Short task »
Omit all images. Write out the rest of the material exactly.

#### Available records ####

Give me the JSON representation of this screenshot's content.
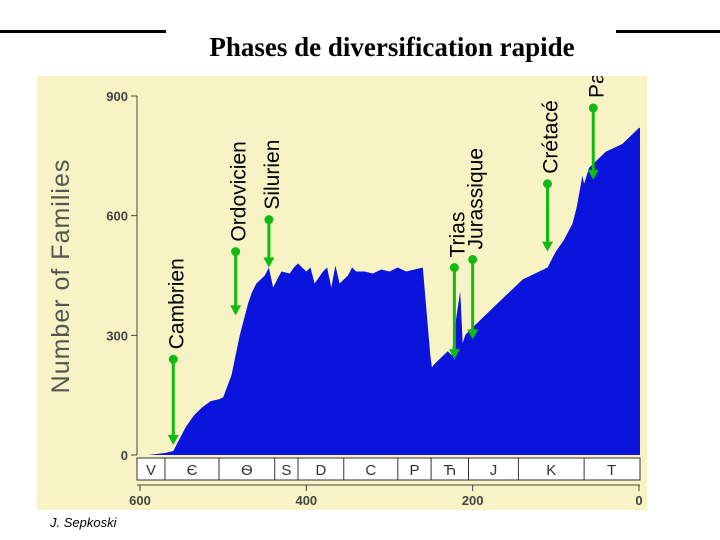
{
  "page": {
    "title": "Phases de diversification rapide",
    "credit": "J. Sepkoski"
  },
  "colors": {
    "fill": "#0a14dc",
    "panel": "#f8f3c4",
    "arrow": "#11bb11"
  },
  "chart_data": {
    "type": "area",
    "title": "Phases de diversification rapide",
    "ylabel": "Number of Families",
    "xlabel": "",
    "x_reversed": true,
    "xlim": [
      600,
      0
    ],
    "ylim": [
      0,
      900
    ],
    "x_ticks": [
      600,
      400,
      200,
      0
    ],
    "y_ticks": [
      0,
      300,
      600,
      900
    ],
    "series": [
      {
        "x": [
          610,
          590,
          570,
          560,
          555,
          545,
          535,
          525,
          515,
          505,
          500,
          490,
          485,
          480,
          470,
          465,
          460,
          450,
          445,
          440,
          435,
          430,
          420,
          415,
          410,
          400,
          395,
          390,
          380,
          375,
          370,
          365,
          360,
          350,
          345,
          340,
          330,
          320,
          310,
          300,
          290,
          280,
          270,
          260,
          251,
          249,
          245,
          240,
          230,
          225,
          220,
          215,
          212,
          209,
          205,
          200,
          190,
          180,
          170,
          160,
          150,
          140,
          130,
          120,
          110,
          100,
          90,
          80,
          75,
          68,
          66,
          60,
          50,
          40,
          30,
          20,
          10,
          0
        ],
        "values": [
          0,
          0,
          5,
          10,
          30,
          70,
          100,
          120,
          135,
          140,
          145,
          200,
          250,
          300,
          380,
          410,
          430,
          450,
          470,
          420,
          440,
          460,
          455,
          470,
          480,
          460,
          470,
          430,
          460,
          470,
          420,
          475,
          430,
          450,
          470,
          460,
          460,
          455,
          465,
          460,
          470,
          460,
          465,
          470,
          250,
          220,
          230,
          240,
          260,
          250,
          340,
          410,
          280,
          300,
          310,
          320,
          340,
          360,
          380,
          400,
          420,
          440,
          450,
          460,
          470,
          510,
          540,
          580,
          620,
          700,
          680,
          720,
          740,
          760,
          770,
          780,
          800,
          820
        ]
      }
    ],
    "period_axis": [
      {
        "label": "V",
        "x0": 610,
        "x1": 570
      },
      {
        "label": "Є",
        "x0": 570,
        "x1": 505
      },
      {
        "label": "Ѳ",
        "x0": 505,
        "x1": 438
      },
      {
        "label": "S",
        "x0": 438,
        "x1": 410
      },
      {
        "label": "D",
        "x0": 410,
        "x1": 355
      },
      {
        "label": "C",
        "x0": 355,
        "x1": 290
      },
      {
        "label": "P",
        "x0": 290,
        "x1": 250
      },
      {
        "label": "Ћ",
        "x0": 250,
        "x1": 205
      },
      {
        "label": "J",
        "x0": 205,
        "x1": 145
      },
      {
        "label": "K",
        "x0": 145,
        "x1": 66
      },
      {
        "label": "T",
        "x0": 66,
        "x1": 0
      }
    ],
    "annotations": [
      {
        "label": "Cambrien",
        "lines": [
          "Cambrien"
        ],
        "x": 560,
        "y_from": 240,
        "y_to": 25
      },
      {
        "label": "Ordovicien",
        "lines": [
          "Ordovicien"
        ],
        "x": 485,
        "y_from": 510,
        "y_to": 350
      },
      {
        "label": "Silurien",
        "lines": [
          "Silurien"
        ],
        "x": 445,
        "y_from": 590,
        "y_to": 470
      },
      {
        "label": "Trias",
        "lines": [
          "Trias"
        ],
        "x": 222,
        "y_from": 470,
        "y_to": 240
      },
      {
        "label": "Jurassique",
        "lines": [
          "Jurassique"
        ],
        "x": 200,
        "y_from": 490,
        "y_to": 290
      },
      {
        "label": "Crétacé",
        "lines": [
          "Crétacé"
        ],
        "x": 110,
        "y_from": 680,
        "y_to": 510
      },
      {
        "label": "Paléocène",
        "lines": [
          "Paléocène"
        ],
        "x": 55,
        "y_from": 870,
        "y_to": 690
      }
    ]
  }
}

####

Written reply »
Give me the JSON representation of this screenshot's content.
{
  "page": {
    "title": "Phases de diversification rapide",
    "credit": "J. Sepkoski"
  },
  "colors": {
    "fill": "#0a14dc",
    "panel": "#f8f3c4",
    "arrow": "#11bb11"
  },
  "chart_data": {
    "type": "area",
    "title": "Phases de diversification rapide",
    "ylabel": "Number of Families",
    "xlabel": "",
    "x_reversed": true,
    "xlim": [
      600,
      0
    ],
    "ylim": [
      0,
      900
    ],
    "x_ticks": [
      600,
      400,
      200,
      0
    ],
    "y_ticks": [
      0,
      300,
      600,
      900
    ],
    "series": [
      {
        "x": [
          610,
          590,
          570,
          560,
          555,
          545,
          535,
          525,
          515,
          505,
          500,
          490,
          485,
          480,
          470,
          465,
          460,
          450,
          445,
          440,
          435,
          430,
          420,
          415,
          410,
          400,
          395,
          390,
          380,
          375,
          370,
          365,
          360,
          350,
          345,
          340,
          330,
          320,
          310,
          300,
          290,
          280,
          270,
          260,
          251,
          249,
          245,
          240,
          230,
          225,
          220,
          215,
          212,
          209,
          205,
          200,
          190,
          180,
          170,
          160,
          150,
          140,
          130,
          120,
          110,
          100,
          90,
          80,
          75,
          68,
          66,
          60,
          50,
          40,
          30,
          20,
          10,
          0
        ],
        "values": [
          0,
          0,
          5,
          10,
          30,
          70,
          100,
          120,
          135,
          140,
          145,
          200,
          250,
          300,
          380,
          410,
          430,
          450,
          470,
          420,
          440,
          460,
          455,
          470,
          480,
          460,
          470,
          430,
          460,
          470,
          420,
          475,
          430,
          450,
          470,
          460,
          460,
          455,
          465,
          460,
          470,
          460,
          465,
          470,
          250,
          220,
          230,
          240,
          260,
          250,
          340,
          410,
          280,
          300,
          310,
          320,
          340,
          360,
          380,
          400,
          420,
          440,
          450,
          460,
          470,
          510,
          540,
          580,
          620,
          700,
          680,
          720,
          740,
          760,
          770,
          780,
          800,
          820
        ]
      }
    ],
    "period_axis": [
      {
        "label": "V",
        "x0": 610,
        "x1": 570
      },
      {
        "label": "Є",
        "x0": 570,
        "x1": 505
      },
      {
        "label": "Ѳ",
        "x0": 505,
        "x1": 438
      },
      {
        "label": "S",
        "x0": 438,
        "x1": 410
      },
      {
        "label": "D",
        "x0": 410,
        "x1": 355
      },
      {
        "label": "C",
        "x0": 355,
        "x1": 290
      },
      {
        "label": "P",
        "x0": 290,
        "x1": 250
      },
      {
        "label": "Ћ",
        "x0": 250,
        "x1": 205
      },
      {
        "label": "J",
        "x0": 205,
        "x1": 145
      },
      {
        "label": "K",
        "x0": 145,
        "x1": 66
      },
      {
        "label": "T",
        "x0": 66,
        "x1": 0
      }
    ],
    "annotations": [
      {
        "label": "Cambrien",
        "lines": [
          "Cambrien"
        ],
        "x": 560,
        "y_from": 240,
        "y_to": 25
      },
      {
        "label": "Ordovicien",
        "lines": [
          "Ordovicien"
        ],
        "x": 485,
        "y_from": 510,
        "y_to": 350
      },
      {
        "label": "Silurien",
        "lines": [
          "Silurien"
        ],
        "x": 445,
        "y_from": 590,
        "y_to": 470
      },
      {
        "label": "Trias",
        "lines": [
          "Trias"
        ],
        "x": 222,
        "y_from": 470,
        "y_to": 240
      },
      {
        "label": "Jurassique",
        "lines": [
          "Jurassique"
        ],
        "x": 200,
        "y_from": 490,
        "y_to": 290
      },
      {
        "label": "Crétacé",
        "lines": [
          "Crétacé"
        ],
        "x": 110,
        "y_from": 680,
        "y_to": 510
      },
      {
        "label": "Paléocène",
        "lines": [
          "Paléocène"
        ],
        "x": 55,
        "y_from": 870,
        "y_to": 690
      }
    ]
  }
}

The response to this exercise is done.